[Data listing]
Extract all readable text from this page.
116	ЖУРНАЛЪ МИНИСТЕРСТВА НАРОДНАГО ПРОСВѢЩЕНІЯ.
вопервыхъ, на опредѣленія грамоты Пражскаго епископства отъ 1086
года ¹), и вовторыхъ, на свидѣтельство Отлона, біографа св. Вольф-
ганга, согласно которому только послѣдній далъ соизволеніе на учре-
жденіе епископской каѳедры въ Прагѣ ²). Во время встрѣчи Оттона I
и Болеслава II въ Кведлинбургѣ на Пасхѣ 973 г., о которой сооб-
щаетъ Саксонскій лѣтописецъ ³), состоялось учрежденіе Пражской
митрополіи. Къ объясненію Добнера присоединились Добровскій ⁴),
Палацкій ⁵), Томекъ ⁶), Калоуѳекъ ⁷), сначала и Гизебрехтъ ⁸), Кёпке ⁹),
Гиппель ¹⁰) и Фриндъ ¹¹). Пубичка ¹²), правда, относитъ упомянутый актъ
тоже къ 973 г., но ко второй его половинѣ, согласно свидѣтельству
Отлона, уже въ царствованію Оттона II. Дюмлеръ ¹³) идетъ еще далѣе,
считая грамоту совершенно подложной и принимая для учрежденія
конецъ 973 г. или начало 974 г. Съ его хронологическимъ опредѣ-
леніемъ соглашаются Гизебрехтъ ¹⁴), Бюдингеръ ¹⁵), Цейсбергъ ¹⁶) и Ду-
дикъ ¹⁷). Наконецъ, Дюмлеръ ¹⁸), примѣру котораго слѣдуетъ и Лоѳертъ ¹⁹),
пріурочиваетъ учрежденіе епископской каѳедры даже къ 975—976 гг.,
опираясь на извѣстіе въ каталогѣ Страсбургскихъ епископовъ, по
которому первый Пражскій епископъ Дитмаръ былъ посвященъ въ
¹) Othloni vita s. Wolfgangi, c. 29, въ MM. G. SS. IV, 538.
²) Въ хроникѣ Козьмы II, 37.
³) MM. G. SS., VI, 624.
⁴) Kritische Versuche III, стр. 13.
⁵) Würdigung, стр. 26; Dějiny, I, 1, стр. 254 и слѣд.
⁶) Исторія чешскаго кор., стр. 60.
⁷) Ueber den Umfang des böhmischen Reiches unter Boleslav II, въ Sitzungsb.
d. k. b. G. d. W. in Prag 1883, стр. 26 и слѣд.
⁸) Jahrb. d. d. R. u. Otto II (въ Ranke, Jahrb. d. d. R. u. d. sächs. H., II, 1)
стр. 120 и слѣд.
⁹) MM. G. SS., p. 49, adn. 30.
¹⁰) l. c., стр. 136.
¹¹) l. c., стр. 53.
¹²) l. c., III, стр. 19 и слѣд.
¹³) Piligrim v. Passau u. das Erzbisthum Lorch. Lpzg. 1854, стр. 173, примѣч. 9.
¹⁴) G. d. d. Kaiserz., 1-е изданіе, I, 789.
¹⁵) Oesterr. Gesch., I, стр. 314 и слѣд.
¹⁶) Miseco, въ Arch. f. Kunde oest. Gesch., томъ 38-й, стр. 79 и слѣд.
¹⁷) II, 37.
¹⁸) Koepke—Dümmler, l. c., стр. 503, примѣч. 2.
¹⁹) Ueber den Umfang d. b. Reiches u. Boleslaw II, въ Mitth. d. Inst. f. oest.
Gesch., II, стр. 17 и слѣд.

[To do] Transcribe each record exactly. Leave nothing out.

[Right answer]
Extract all readable text from this page.
116	ЖУРНАЛЪ МИНИСТЕРСТВА НАРОДНАГО ПРОСВѢЩЕНІЯ.
вопервыхъ, на опредѣленія грамоты Пражскаго епископства отъ 1086
года ¹), и вовторыхъ, на свидѣтельство Отлона, біографа св. Вольф-
ганга, согласно которому только послѣдній далъ соизволеніе на учре-
жденіе епископской каѳедры въ Прагѣ ²). Во время встрѣчи Оттона I
и Болеслава II въ Кведлинбургѣ на Пасхѣ 973 г., о которой сооб-
щаетъ Саксонскій лѣтописецъ ³), состоялось учрежденіе Пражской
митрополіи. Къ объясненію Добнера присоединились Добровскій ⁴),
Палацкій ⁵), Томекъ ⁶), Калоуѳекъ ⁷), сначала и Гизебрехтъ ⁸), Кёпке ⁹),
Гиппель ¹⁰) и Фриндъ ¹¹). Пубичка ¹²), правда, относитъ упомянутый актъ
тоже къ 973 г., но ко второй его половинѣ, согласно свидѣтельству
Отлона, уже въ царствованію Оттона II. Дюмлеръ ¹³) идетъ еще далѣе,
считая грамоту совершенно подложной и принимая для учрежденія
конецъ 973 г. или начало 974 г. Съ его хронологическимъ опредѣ-
леніемъ соглашаются Гизебрехтъ ¹⁴), Бюдингеръ ¹⁵), Цейсбергъ ¹⁶) и Ду-
дикъ ¹⁷). Наконецъ, Дюмлеръ ¹⁸), примѣру котораго слѣдуетъ и Лоѳертъ ¹⁹),
пріурочиваетъ учрежденіе епископской каѳедры даже къ 975—976 гг.,
опираясь на извѣстіе въ каталогѣ Страсбургскихъ епископовъ, по
которому первый Пражскій епископъ Дитмаръ былъ посвященъ въ
¹) Othloni vita s. Wolfgangi, c. 29, въ MM. G. SS. IV, 538.
²) Въ хроникѣ Козьмы II, 37.
³) MM. G. SS., VI, 624.
⁴) Kritische Versuche III, стр. 13.
⁵) Würdigung, стр. 26; Dějiny, I, 1, стр. 254 и слѣд.
⁶) Исторія чешскаго кор., стр. 60.
⁷) Ueber den Umfang des böhmischen Reiches unter Boleslav II, въ Sitzungsb.
d. k. b. G. d. W. in Prag 1883, стр. 26 и слѣд.
⁸) Jahrb. d. d. R. u. Otto II (въ Ranke, Jahrb. d. d. R. u. d. sächs. H., II, 1)
стр. 120 и слѣд.
⁹) MM. G. SS., p. 49, adn. 30.
¹⁰) l. c., стр. 136.
¹¹) l. c., стр. 53.
¹²) l. c., III, стр. 19 и слѣд.
¹³) Piligrim v. Passau u. das Erzbisthum Lorch. Lpzg. 1854, стр. 173, примѣч. 9.
¹⁴) G. d. d. Kaiserz., 1-е изданіе, I, 789.
¹⁵) Oesterr. Gesch., I, стр. 314 и слѣд.
¹⁶) Miseco, въ Arch. f. Kunde oest. Gesch., томъ 38-й, стр. 79 и слѣд.
¹⁷) II, 37.
¹⁸) Koepke—Dümmler, l. c., стр. 503, примѣч. 2.
¹⁹) Ueber den Umfang d. b. Reiches u. Boleslaw II, въ Mitth. d. Inst. f. oest.
Gesch., II, стр. 17 и слѣд.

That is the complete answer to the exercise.